● **WRITTEN EXERCISE**:
From the listing below, pull out all lines with "each" in them.

● **RECORDS**:
* begin *
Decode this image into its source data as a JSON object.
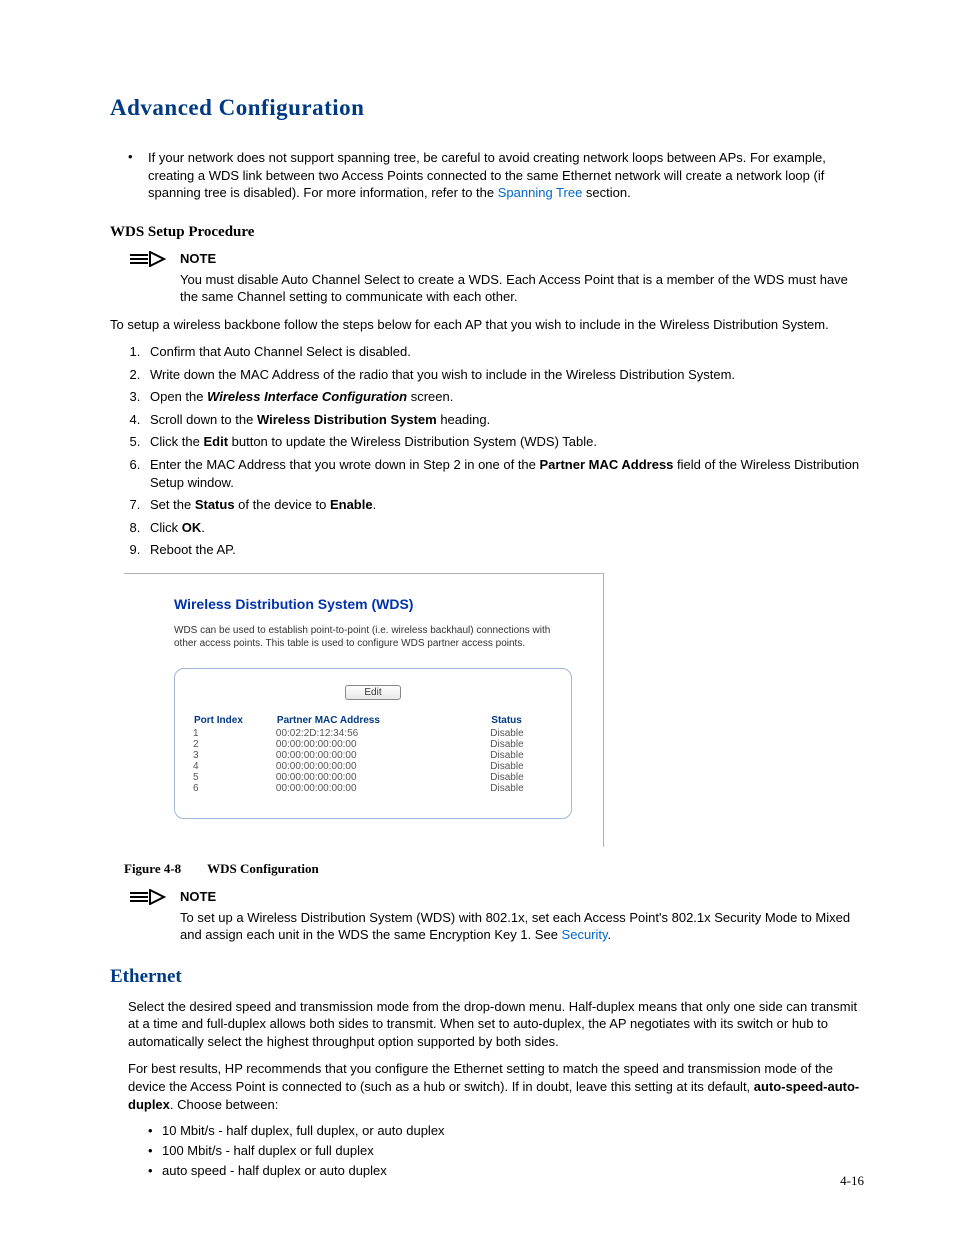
{
  "title": "Advanced Configuration",
  "bullet1_pre": "If your network does not support spanning tree, be careful to avoid creating network loops between APs. For example, creating a WDS link between two Access Points connected to the same Ethernet network will create a network loop (if spanning tree is disabled). For more information, refer to the ",
  "bullet1_link": "Spanning Tree",
  "bullet1_post": " section.",
  "wds_heading": "WDS Setup Procedure",
  "note_label": "NOTE",
  "note1_text": "You must disable Auto Channel Select to create a WDS. Each Access Point that is a member of the WDS must have the same Channel setting to communicate with each other.",
  "setup_intro": "To setup a wireless backbone follow the steps below for each AP that you wish to include in the Wireless Distribution System.",
  "steps": {
    "s1": "Confirm that Auto Channel Select is disabled.",
    "s2": "Write down the MAC Address of the radio that you wish to include in the Wireless Distribution System.",
    "s3_pre": "Open the ",
    "s3_b": "Wireless Interface Configuration",
    "s3_post": " screen.",
    "s4_pre": "Scroll down to the ",
    "s4_b": "Wireless Distribution System",
    "s4_post": " heading.",
    "s5_pre": "Click the ",
    "s5_b": "Edit",
    "s5_post": " button to update the Wireless Distribution System (WDS) Table.",
    "s6_pre": "Enter the MAC Address that you wrote down in Step 2 in one of the ",
    "s6_b": "Partner MAC Address",
    "s6_post": " field of the Wireless Distribution Setup window.",
    "s7_pre": "Set the ",
    "s7_b1": "Status",
    "s7_mid": " of the device to ",
    "s7_b2": "Enable",
    "s7_post": ".",
    "s8_pre": "Click ",
    "s8_b": "OK",
    "s8_post": ".",
    "s9": "Reboot the AP."
  },
  "figure": {
    "title": "Wireless Distribution System (WDS)",
    "desc": "WDS can be used to establish point-to-point (i.e. wireless backhaul) connections with other access points. This table is used to configure WDS partner access points.",
    "edit_label": "Edit",
    "headers": {
      "port": "Port Index",
      "mac": "Partner MAC Address",
      "status": "Status"
    },
    "rows": [
      {
        "port": "1",
        "mac": "00:02:2D:12:34:56",
        "status": "Disable"
      },
      {
        "port": "2",
        "mac": "00:00:00:00:00:00",
        "status": "Disable"
      },
      {
        "port": "3",
        "mac": "00:00:00:00:00:00",
        "status": "Disable"
      },
      {
        "port": "4",
        "mac": "00:00:00:00:00:00",
        "status": "Disable"
      },
      {
        "port": "5",
        "mac": "00:00:00:00:00:00",
        "status": "Disable"
      },
      {
        "port": "6",
        "mac": "00:00:00:00:00:00",
        "status": "Disable"
      }
    ]
  },
  "fig_caption_num": "Figure 4-8",
  "fig_caption_title": "WDS Configuration",
  "note2_pre": "To set up a Wireless Distribution System (WDS) with 802.1x, set each Access Point's 802.1x Security Mode to Mixed and assign each unit in the WDS the same Encryption Key 1. See ",
  "note2_link": "Security",
  "note2_post": ".",
  "ethernet_heading": "Ethernet",
  "eth_p1": "Select the desired speed and transmission mode from the drop-down menu. Half-duplex means that only one side can transmit at a time and full-duplex allows both sides to transmit. When set to auto-duplex, the AP negotiates with its switch or hub to automatically select the highest throughput option supported by both sides.",
  "eth_p2_pre": "For best results, HP recommends that you configure the Ethernet setting to match the speed and transmission mode of the device the Access Point is connected to (such as a hub or switch). If in doubt, leave this setting at its default, ",
  "eth_p2_b": "auto-speed-auto-duplex",
  "eth_p2_post": ". Choose between:",
  "eth_opts": {
    "o1": "10 Mbit/s - half duplex, full duplex, or auto duplex",
    "o2": "100 Mbit/s - half duplex or full duplex",
    "o3": "auto speed - half duplex or auto duplex"
  },
  "page_number": "4-16"
}
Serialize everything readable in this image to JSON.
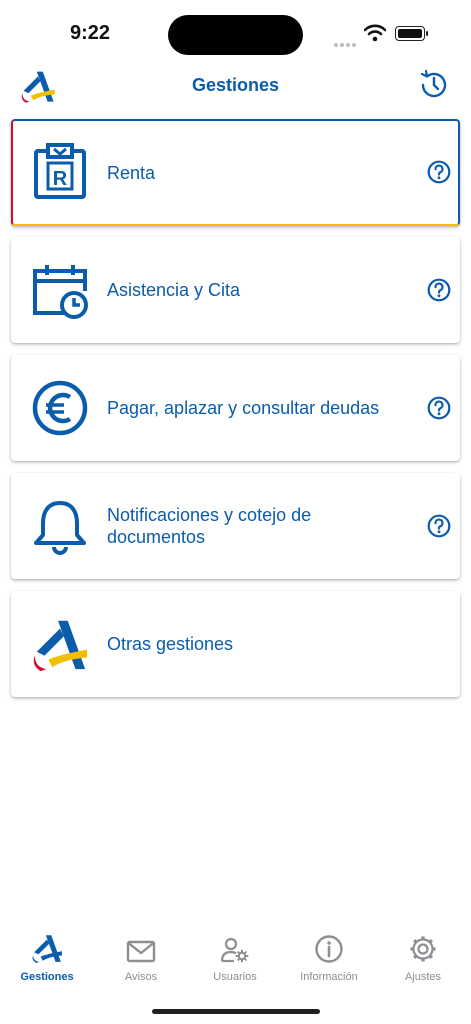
{
  "status_bar": {
    "time": "9:22"
  },
  "nav": {
    "title": "Gestiones",
    "logo_icon": "aeat-logo-icon",
    "history_icon": "history-clock-icon"
  },
  "cards": [
    {
      "label": "Renta",
      "icon": "renta-clipboard-icon",
      "help": true,
      "active": true
    },
    {
      "label": "Asistencia y Cita",
      "icon": "calendar-clock-icon",
      "help": true
    },
    {
      "label": "Pagar, aplazar y consultar deudas",
      "icon": "euro-icon",
      "help": true
    },
    {
      "label": "Notificaciones y cotejo de documentos",
      "icon": "bell-icon",
      "help": true
    },
    {
      "label": "Otras gestiones",
      "icon": "aeat-logo-icon",
      "help": false
    }
  ],
  "tabs": [
    {
      "label": "Gestiones",
      "icon": "aeat-logo-icon",
      "selected": true
    },
    {
      "label": "Avisos",
      "icon": "envelope-icon"
    },
    {
      "label": "Usuarios",
      "icon": "user-gear-icon"
    },
    {
      "label": "Información",
      "icon": "info-icon"
    },
    {
      "label": "Ajustes",
      "icon": "gear-icon"
    }
  ],
  "colors": {
    "brand_blue": "#0b5cab",
    "red": "#c8102e",
    "yellow": "#f1bf00",
    "inactive_gray": "#8e8e93"
  }
}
* end *
● **ANSWER TO THE TASK**:
  "note1_text": "You must disable Auto Channel Select to create a WDS. Each Access Point that is a member of the WDS must have the same Channel setting to communicate with each other.",
  "setup_intro": "To setup a wireless backbone follow the steps below for each AP that you wish to include in the Wireless Distribution System.",
  "note2_pre": "To set up a Wireless Distribution System (WDS) with 802.1x, set each Access Point's 802.1x Security Mode to Mixed and assign each unit in the WDS the same Encryption Key 1. See ",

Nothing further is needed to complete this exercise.